- [Material provided]:
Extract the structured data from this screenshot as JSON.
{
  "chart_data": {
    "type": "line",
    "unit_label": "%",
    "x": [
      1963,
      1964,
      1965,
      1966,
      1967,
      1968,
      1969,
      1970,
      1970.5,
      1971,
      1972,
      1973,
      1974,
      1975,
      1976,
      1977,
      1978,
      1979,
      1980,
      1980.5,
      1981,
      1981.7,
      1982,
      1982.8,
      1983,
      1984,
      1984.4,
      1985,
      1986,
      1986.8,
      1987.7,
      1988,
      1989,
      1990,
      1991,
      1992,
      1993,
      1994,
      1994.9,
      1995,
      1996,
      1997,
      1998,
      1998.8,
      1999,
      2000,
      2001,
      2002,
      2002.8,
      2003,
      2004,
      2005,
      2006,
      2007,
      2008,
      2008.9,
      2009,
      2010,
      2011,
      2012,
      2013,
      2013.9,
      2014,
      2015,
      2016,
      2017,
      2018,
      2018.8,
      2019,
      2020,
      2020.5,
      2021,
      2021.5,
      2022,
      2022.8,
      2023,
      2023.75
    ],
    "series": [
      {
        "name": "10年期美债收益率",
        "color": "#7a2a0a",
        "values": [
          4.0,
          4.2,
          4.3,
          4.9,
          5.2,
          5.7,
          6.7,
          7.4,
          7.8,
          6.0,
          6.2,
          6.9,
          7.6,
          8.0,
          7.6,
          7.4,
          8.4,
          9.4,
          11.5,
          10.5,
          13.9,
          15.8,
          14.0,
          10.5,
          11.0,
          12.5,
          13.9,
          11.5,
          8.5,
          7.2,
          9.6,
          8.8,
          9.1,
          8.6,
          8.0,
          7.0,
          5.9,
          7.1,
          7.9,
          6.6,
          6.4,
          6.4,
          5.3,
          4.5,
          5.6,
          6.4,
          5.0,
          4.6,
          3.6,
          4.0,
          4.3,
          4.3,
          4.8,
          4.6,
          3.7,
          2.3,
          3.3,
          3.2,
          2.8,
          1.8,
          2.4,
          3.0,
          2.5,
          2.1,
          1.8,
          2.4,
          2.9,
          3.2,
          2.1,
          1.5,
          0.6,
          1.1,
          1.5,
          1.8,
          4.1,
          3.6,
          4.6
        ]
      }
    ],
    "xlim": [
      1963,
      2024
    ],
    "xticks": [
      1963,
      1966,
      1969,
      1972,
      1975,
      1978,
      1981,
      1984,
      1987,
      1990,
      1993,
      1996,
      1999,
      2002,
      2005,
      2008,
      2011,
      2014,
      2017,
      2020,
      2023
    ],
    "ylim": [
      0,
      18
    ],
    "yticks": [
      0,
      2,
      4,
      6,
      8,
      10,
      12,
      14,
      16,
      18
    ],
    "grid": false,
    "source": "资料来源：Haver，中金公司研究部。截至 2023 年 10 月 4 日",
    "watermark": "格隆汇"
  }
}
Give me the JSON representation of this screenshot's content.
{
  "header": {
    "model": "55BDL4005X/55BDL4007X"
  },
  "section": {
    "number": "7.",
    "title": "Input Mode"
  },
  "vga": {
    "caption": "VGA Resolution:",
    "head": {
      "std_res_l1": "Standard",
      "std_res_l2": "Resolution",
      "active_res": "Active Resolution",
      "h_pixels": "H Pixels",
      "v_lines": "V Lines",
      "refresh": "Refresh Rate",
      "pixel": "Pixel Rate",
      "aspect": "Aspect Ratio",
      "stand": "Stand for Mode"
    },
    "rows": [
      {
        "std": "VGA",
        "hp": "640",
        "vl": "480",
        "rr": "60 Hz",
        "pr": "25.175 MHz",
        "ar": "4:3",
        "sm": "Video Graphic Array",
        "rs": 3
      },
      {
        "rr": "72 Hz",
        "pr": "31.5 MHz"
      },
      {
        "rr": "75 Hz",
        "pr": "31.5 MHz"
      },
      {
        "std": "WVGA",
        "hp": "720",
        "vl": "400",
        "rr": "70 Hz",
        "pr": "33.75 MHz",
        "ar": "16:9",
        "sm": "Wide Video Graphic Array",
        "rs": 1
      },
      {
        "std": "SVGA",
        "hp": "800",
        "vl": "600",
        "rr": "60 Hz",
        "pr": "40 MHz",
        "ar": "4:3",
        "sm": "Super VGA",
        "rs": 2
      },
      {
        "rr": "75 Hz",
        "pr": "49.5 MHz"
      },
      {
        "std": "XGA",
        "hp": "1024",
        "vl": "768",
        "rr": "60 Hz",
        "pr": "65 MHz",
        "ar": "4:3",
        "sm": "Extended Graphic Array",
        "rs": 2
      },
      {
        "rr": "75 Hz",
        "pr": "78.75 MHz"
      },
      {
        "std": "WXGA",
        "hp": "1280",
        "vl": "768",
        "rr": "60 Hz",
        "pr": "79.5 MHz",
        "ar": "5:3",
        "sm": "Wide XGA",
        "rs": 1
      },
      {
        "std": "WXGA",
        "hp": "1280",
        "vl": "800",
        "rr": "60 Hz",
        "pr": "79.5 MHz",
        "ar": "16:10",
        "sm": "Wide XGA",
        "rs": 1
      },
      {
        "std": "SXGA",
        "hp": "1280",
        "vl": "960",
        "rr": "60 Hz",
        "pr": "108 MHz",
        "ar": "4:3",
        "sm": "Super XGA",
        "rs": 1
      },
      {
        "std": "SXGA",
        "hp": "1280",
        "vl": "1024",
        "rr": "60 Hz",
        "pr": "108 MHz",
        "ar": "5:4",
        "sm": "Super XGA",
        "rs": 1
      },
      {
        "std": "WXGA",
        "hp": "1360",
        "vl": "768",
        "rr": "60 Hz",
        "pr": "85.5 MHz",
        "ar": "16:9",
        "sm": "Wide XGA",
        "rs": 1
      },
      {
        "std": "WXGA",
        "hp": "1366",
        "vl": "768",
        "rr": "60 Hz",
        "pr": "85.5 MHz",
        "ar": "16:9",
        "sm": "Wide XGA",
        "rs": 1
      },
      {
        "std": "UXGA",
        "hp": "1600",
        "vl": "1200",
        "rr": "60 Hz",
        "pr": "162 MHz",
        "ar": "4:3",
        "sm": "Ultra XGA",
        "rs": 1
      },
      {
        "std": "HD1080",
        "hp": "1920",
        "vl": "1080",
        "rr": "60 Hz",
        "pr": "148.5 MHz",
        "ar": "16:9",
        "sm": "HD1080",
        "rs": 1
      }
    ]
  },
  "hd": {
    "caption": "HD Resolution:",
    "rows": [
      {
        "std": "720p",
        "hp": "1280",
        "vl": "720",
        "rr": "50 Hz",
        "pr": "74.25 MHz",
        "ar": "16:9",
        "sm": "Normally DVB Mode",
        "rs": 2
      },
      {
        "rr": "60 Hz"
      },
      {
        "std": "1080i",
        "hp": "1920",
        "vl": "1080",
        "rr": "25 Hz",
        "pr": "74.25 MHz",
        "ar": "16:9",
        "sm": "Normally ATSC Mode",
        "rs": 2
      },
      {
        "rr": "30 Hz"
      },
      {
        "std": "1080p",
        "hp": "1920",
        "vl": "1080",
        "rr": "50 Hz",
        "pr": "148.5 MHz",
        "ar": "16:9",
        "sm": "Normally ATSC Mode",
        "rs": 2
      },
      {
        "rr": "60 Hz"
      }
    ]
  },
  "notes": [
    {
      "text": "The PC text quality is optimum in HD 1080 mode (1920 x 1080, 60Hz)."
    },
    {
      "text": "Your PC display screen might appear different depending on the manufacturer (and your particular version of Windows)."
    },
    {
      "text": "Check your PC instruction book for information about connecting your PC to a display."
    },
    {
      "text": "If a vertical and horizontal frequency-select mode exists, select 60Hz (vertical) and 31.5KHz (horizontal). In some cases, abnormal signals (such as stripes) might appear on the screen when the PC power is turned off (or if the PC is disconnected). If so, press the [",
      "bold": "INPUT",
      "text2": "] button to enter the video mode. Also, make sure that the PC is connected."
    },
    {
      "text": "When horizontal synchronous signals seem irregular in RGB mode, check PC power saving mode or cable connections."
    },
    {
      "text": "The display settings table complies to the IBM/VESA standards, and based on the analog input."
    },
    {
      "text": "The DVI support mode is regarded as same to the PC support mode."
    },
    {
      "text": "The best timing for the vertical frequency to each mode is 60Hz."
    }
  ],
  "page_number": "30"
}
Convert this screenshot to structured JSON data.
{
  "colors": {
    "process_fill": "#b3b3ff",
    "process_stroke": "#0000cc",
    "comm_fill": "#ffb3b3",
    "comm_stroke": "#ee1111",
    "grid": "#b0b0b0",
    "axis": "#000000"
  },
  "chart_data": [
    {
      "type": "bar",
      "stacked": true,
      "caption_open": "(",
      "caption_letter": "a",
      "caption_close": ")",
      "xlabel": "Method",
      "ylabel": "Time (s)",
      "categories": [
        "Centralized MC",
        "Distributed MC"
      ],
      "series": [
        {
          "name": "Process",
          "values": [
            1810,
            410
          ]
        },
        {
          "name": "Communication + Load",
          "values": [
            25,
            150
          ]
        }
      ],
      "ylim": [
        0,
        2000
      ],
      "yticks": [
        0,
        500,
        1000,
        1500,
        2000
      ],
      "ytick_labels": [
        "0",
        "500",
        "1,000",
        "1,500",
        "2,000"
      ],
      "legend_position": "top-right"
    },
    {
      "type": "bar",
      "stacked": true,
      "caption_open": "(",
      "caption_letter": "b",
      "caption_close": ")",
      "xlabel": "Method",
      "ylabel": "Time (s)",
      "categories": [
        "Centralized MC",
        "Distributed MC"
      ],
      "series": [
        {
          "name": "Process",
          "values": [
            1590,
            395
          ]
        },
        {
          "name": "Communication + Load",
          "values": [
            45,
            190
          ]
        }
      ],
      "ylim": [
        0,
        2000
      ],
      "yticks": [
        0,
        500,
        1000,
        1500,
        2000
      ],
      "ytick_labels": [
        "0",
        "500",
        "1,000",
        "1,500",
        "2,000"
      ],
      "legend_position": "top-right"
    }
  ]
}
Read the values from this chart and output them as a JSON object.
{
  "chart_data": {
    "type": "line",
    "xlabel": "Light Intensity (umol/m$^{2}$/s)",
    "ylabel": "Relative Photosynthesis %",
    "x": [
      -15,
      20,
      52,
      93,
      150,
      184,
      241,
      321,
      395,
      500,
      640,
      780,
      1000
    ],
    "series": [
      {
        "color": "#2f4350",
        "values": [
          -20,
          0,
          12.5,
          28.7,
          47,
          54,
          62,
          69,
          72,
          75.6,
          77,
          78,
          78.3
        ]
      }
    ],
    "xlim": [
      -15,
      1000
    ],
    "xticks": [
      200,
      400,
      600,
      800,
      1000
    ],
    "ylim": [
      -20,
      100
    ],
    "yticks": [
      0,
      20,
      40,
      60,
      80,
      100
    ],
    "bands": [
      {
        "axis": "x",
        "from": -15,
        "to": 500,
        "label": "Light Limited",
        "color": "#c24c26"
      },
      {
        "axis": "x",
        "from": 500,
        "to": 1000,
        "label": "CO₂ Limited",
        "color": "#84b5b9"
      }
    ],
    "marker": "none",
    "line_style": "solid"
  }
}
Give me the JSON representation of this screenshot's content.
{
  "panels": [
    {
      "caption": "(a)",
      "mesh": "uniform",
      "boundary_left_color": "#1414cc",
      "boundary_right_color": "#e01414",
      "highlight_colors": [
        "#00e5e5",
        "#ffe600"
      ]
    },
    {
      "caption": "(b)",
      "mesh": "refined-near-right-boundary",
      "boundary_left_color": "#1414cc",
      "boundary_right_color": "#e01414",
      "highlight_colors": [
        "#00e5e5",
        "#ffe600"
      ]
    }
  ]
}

- [What to produce]:
Pull every line containing "screenshot" out of the records.

- [Final result]:
Extract the structured data from this screenshot as JSON.
Give me the JSON representation of this screenshot's content.
Convert this screenshot to structured JSON data.
Give me the JSON representation of this screenshot's content.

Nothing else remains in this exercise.